Records for the task:
---------------
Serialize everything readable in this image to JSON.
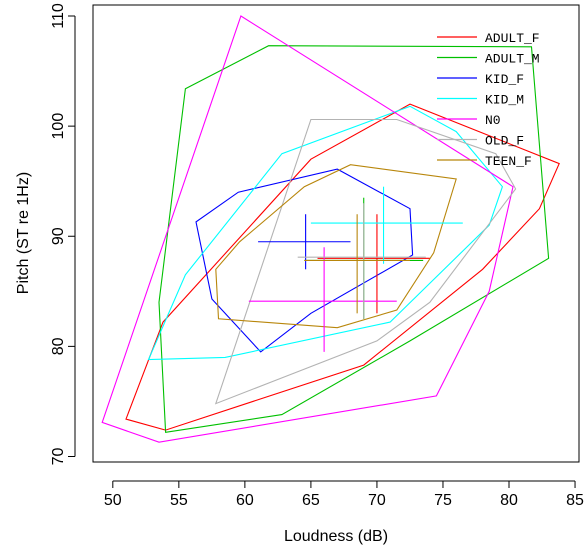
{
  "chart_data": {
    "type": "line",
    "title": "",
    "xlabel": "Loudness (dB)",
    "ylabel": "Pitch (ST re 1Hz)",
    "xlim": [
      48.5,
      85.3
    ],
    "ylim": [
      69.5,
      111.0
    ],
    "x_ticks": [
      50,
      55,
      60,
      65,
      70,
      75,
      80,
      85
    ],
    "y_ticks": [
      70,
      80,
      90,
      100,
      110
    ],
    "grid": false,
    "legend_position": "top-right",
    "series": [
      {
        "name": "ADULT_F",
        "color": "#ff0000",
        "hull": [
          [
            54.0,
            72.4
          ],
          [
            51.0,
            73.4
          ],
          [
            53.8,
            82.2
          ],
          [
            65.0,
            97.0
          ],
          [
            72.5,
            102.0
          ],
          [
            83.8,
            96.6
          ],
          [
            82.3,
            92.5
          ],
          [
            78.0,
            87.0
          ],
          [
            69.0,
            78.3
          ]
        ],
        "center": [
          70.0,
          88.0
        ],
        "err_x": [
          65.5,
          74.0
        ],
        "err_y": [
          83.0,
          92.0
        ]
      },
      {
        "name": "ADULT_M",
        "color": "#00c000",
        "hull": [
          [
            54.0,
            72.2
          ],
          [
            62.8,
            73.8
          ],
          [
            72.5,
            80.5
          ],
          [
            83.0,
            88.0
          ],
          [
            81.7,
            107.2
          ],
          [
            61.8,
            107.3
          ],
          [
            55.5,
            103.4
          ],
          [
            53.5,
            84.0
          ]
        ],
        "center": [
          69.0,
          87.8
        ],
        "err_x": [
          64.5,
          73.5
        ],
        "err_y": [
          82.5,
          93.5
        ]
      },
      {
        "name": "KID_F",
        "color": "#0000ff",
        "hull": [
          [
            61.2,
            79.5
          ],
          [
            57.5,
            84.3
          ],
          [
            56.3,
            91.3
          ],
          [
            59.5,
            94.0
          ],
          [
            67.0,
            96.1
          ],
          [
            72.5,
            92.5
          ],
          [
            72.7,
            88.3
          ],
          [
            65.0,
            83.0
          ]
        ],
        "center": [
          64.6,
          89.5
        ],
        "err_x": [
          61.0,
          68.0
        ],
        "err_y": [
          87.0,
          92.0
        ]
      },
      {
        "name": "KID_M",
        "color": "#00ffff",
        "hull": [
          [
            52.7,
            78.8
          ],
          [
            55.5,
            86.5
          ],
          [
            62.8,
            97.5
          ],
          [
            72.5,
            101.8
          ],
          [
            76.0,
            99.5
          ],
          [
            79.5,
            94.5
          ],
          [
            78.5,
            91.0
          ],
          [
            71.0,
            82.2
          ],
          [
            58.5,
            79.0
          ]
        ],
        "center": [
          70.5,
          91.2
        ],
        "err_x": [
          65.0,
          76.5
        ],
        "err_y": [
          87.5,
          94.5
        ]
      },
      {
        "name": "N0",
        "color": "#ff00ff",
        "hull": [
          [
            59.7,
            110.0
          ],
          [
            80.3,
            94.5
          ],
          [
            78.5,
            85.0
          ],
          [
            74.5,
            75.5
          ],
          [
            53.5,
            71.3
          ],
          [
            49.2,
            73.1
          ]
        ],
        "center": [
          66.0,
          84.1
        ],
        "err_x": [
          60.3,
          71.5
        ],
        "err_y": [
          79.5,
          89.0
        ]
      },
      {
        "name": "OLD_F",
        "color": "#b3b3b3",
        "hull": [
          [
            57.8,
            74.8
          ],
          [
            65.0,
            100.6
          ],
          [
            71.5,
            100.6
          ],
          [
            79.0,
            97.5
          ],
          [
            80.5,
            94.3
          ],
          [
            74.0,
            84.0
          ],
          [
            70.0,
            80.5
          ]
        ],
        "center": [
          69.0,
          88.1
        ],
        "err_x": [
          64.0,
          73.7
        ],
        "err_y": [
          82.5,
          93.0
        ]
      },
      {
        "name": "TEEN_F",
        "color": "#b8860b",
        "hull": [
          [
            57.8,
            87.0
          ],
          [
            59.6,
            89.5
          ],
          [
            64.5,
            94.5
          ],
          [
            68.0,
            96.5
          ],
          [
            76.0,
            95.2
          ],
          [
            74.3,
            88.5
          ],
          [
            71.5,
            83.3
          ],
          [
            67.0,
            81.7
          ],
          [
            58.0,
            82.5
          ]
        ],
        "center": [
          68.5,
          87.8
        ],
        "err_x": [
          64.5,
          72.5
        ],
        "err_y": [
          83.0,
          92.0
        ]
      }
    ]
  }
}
---------------
Written problem:
Write out the data precisely as given, excluding the pictures.

Solution to the problem:
Serialize everything readable in this image to JSON.
{
  "chart_data": {
    "type": "line",
    "title": "",
    "xlabel": "Loudness (dB)",
    "ylabel": "Pitch (ST re 1Hz)",
    "xlim": [
      48.5,
      85.3
    ],
    "ylim": [
      69.5,
      111.0
    ],
    "x_ticks": [
      50,
      55,
      60,
      65,
      70,
      75,
      80,
      85
    ],
    "y_ticks": [
      70,
      80,
      90,
      100,
      110
    ],
    "grid": false,
    "legend_position": "top-right",
    "series": [
      {
        "name": "ADULT_F",
        "color": "#ff0000",
        "hull": [
          [
            54.0,
            72.4
          ],
          [
            51.0,
            73.4
          ],
          [
            53.8,
            82.2
          ],
          [
            65.0,
            97.0
          ],
          [
            72.5,
            102.0
          ],
          [
            83.8,
            96.6
          ],
          [
            82.3,
            92.5
          ],
          [
            78.0,
            87.0
          ],
          [
            69.0,
            78.3
          ]
        ],
        "center": [
          70.0,
          88.0
        ],
        "err_x": [
          65.5,
          74.0
        ],
        "err_y": [
          83.0,
          92.0
        ]
      },
      {
        "name": "ADULT_M",
        "color": "#00c000",
        "hull": [
          [
            54.0,
            72.2
          ],
          [
            62.8,
            73.8
          ],
          [
            72.5,
            80.5
          ],
          [
            83.0,
            88.0
          ],
          [
            81.7,
            107.2
          ],
          [
            61.8,
            107.3
          ],
          [
            55.5,
            103.4
          ],
          [
            53.5,
            84.0
          ]
        ],
        "center": [
          69.0,
          87.8
        ],
        "err_x": [
          64.5,
          73.5
        ],
        "err_y": [
          82.5,
          93.5
        ]
      },
      {
        "name": "KID_F",
        "color": "#0000ff",
        "hull": [
          [
            61.2,
            79.5
          ],
          [
            57.5,
            84.3
          ],
          [
            56.3,
            91.3
          ],
          [
            59.5,
            94.0
          ],
          [
            67.0,
            96.1
          ],
          [
            72.5,
            92.5
          ],
          [
            72.7,
            88.3
          ],
          [
            65.0,
            83.0
          ]
        ],
        "center": [
          64.6,
          89.5
        ],
        "err_x": [
          61.0,
          68.0
        ],
        "err_y": [
          87.0,
          92.0
        ]
      },
      {
        "name": "KID_M",
        "color": "#00ffff",
        "hull": [
          [
            52.7,
            78.8
          ],
          [
            55.5,
            86.5
          ],
          [
            62.8,
            97.5
          ],
          [
            72.5,
            101.8
          ],
          [
            76.0,
            99.5
          ],
          [
            79.5,
            94.5
          ],
          [
            78.5,
            91.0
          ],
          [
            71.0,
            82.2
          ],
          [
            58.5,
            79.0
          ]
        ],
        "center": [
          70.5,
          91.2
        ],
        "err_x": [
          65.0,
          76.5
        ],
        "err_y": [
          87.5,
          94.5
        ]
      },
      {
        "name": "N0",
        "color": "#ff00ff",
        "hull": [
          [
            59.7,
            110.0
          ],
          [
            80.3,
            94.5
          ],
          [
            78.5,
            85.0
          ],
          [
            74.5,
            75.5
          ],
          [
            53.5,
            71.3
          ],
          [
            49.2,
            73.1
          ]
        ],
        "center": [
          66.0,
          84.1
        ],
        "err_x": [
          60.3,
          71.5
        ],
        "err_y": [
          79.5,
          89.0
        ]
      },
      {
        "name": "OLD_F",
        "color": "#b3b3b3",
        "hull": [
          [
            57.8,
            74.8
          ],
          [
            65.0,
            100.6
          ],
          [
            71.5,
            100.6
          ],
          [
            79.0,
            97.5
          ],
          [
            80.5,
            94.3
          ],
          [
            74.0,
            84.0
          ],
          [
            70.0,
            80.5
          ]
        ],
        "center": [
          69.0,
          88.1
        ],
        "err_x": [
          64.0,
          73.7
        ],
        "err_y": [
          82.5,
          93.0
        ]
      },
      {
        "name": "TEEN_F",
        "color": "#b8860b",
        "hull": [
          [
            57.8,
            87.0
          ],
          [
            59.6,
            89.5
          ],
          [
            64.5,
            94.5
          ],
          [
            68.0,
            96.5
          ],
          [
            76.0,
            95.2
          ],
          [
            74.3,
            88.5
          ],
          [
            71.5,
            83.3
          ],
          [
            67.0,
            81.7
          ],
          [
            58.0,
            82.5
          ]
        ],
        "center": [
          68.5,
          87.8
        ],
        "err_x": [
          64.5,
          72.5
        ],
        "err_y": [
          83.0,
          92.0
        ]
      }
    ]
  }
}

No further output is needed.